_Problem details_
Reproduce each line that includes the word "水盐平衡调节中枢".

_Given data_
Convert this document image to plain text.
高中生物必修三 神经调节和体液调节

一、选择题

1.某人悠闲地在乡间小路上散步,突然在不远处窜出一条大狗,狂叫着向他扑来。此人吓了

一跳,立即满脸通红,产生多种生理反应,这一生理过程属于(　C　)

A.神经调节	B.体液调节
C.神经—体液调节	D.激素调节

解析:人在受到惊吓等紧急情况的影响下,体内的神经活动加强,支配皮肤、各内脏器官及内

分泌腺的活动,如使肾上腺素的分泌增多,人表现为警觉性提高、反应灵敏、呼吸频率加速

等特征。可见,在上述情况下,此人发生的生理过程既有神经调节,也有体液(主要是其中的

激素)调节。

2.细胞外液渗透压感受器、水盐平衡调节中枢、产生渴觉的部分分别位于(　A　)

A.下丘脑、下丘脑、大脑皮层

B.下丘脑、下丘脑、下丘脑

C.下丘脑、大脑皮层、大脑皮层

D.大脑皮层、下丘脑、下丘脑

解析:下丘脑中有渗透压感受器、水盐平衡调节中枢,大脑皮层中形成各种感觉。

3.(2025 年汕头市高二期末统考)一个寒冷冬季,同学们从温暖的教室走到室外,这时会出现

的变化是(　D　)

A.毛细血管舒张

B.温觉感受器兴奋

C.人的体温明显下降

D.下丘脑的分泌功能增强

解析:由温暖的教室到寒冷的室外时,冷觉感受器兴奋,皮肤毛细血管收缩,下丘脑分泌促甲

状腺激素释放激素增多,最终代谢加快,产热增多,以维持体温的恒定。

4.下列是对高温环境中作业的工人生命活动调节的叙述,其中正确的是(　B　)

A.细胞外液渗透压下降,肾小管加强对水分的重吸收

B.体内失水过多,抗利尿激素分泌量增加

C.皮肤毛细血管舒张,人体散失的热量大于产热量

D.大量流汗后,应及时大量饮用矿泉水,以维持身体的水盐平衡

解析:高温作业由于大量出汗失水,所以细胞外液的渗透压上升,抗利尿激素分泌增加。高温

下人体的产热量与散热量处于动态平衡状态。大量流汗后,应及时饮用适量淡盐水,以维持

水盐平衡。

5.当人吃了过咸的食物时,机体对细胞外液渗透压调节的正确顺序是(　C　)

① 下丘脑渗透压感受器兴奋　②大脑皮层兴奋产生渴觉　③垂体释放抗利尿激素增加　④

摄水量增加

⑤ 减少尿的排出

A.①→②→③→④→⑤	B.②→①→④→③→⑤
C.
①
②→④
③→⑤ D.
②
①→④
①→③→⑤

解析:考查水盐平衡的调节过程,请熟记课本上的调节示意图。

---

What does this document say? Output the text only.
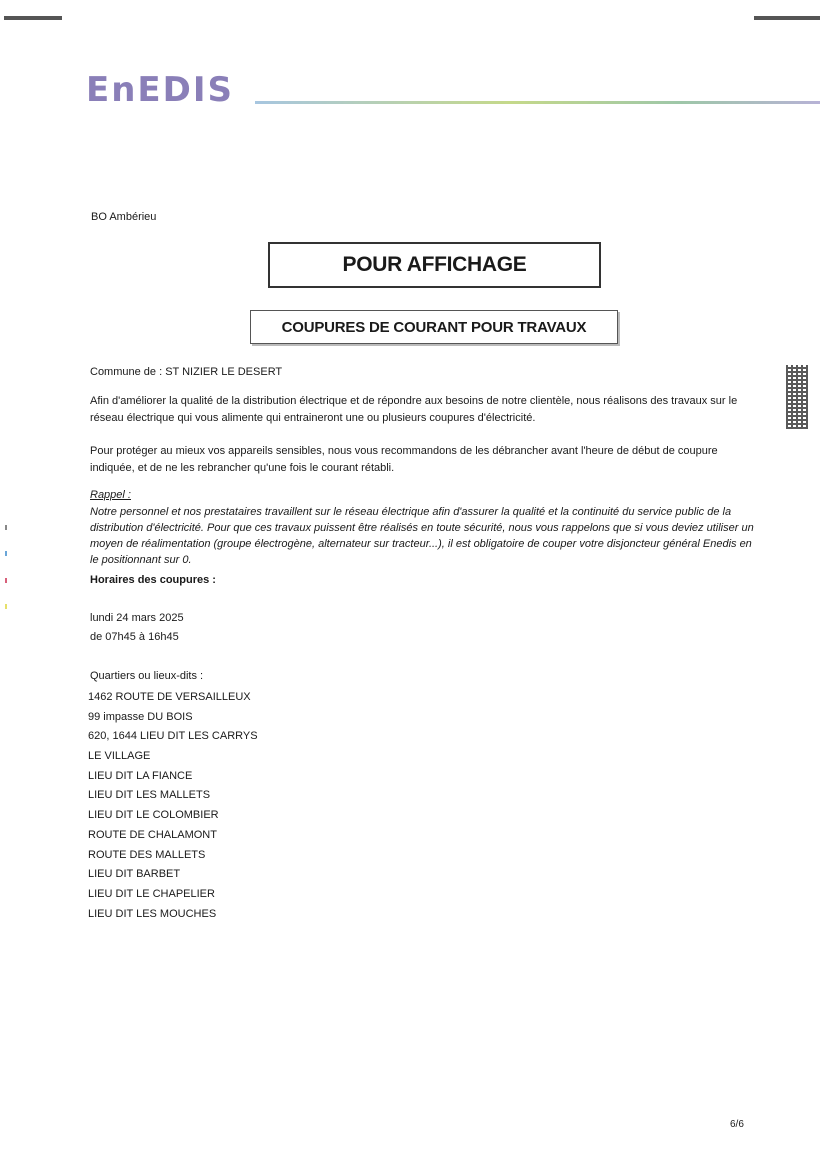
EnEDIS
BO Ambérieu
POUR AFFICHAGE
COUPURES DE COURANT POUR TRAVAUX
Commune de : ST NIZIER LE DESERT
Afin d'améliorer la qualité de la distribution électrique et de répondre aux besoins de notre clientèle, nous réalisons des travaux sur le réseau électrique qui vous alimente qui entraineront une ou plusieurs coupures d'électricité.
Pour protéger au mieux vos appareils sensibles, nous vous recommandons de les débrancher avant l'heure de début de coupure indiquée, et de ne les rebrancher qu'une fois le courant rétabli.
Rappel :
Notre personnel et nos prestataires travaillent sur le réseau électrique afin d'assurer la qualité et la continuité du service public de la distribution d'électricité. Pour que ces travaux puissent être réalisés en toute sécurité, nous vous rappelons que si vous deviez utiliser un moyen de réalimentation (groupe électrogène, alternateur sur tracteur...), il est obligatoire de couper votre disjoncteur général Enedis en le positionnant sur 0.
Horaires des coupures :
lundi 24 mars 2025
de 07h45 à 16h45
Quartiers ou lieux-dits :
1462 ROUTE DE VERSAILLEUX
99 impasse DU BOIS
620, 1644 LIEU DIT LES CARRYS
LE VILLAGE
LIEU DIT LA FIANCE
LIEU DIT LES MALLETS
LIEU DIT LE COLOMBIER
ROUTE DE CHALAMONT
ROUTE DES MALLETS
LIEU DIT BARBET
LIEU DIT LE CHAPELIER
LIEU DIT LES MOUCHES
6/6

_Completed task_
2.细胞外液渗透压感受器、水盐平衡调节中枢、产生渴觉的部分分别位于(　A　)
解析:下丘脑中有渗透压感受器、水盐平衡调节中枢,大脑皮层中形成各种感觉。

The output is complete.